◆ Exercise requirements
From the data that follows, copy every line with the string "Russia".

━━━ Input for this task ━━━

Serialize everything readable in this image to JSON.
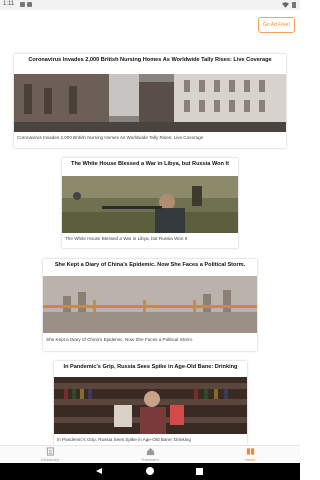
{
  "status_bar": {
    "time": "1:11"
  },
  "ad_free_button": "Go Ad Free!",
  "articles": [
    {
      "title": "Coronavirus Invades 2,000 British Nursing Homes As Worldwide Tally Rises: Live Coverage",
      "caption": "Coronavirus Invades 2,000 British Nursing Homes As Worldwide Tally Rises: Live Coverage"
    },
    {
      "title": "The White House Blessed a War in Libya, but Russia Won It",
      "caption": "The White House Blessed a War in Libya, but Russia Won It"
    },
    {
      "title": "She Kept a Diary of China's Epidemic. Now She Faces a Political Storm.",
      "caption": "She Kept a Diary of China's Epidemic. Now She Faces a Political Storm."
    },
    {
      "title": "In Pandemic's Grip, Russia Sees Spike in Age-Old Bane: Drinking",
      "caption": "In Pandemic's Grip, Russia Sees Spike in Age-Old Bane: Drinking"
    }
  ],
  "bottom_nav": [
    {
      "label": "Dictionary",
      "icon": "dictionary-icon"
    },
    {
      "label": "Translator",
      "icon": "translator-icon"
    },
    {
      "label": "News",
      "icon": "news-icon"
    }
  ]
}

━━━
━━━ Input for this task ━━━

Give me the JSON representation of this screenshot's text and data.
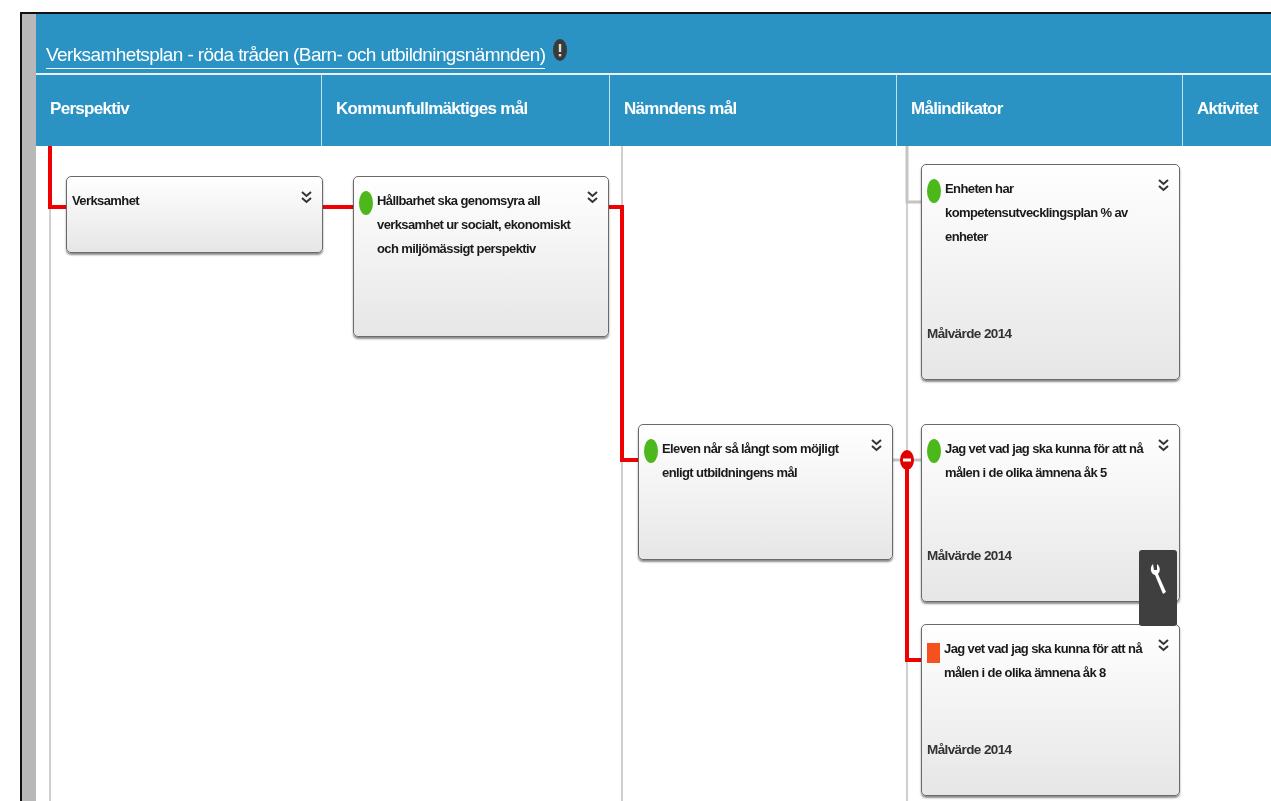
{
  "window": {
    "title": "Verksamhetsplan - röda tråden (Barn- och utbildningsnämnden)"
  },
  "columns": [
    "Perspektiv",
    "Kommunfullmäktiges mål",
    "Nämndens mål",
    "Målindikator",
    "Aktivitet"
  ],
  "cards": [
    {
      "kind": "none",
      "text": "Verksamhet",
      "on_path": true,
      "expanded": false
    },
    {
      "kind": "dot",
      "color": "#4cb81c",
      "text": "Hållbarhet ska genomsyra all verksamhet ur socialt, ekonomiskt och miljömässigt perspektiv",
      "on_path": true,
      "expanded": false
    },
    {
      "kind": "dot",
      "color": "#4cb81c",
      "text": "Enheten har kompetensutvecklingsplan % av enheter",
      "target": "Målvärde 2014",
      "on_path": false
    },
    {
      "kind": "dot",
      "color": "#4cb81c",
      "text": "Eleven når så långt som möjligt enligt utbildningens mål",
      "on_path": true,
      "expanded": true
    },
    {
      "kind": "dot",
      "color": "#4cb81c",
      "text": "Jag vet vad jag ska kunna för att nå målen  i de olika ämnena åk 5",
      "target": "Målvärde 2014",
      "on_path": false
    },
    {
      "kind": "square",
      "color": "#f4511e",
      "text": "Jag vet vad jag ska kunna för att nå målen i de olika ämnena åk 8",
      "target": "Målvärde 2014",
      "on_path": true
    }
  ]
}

━━━

◆ Task answer
      "title": "The White House Blessed a War in Libya, but Russia Won It",
      "caption": "The White House Blessed a War in Libya, but Russia Won It"
      "title": "In Pandemic's Grip, Russia Sees Spike in Age-Old Bane: Drinking",
      "caption": "In Pandemic's Grip, Russia Sees Spike in Age-Old Bane: Drinking"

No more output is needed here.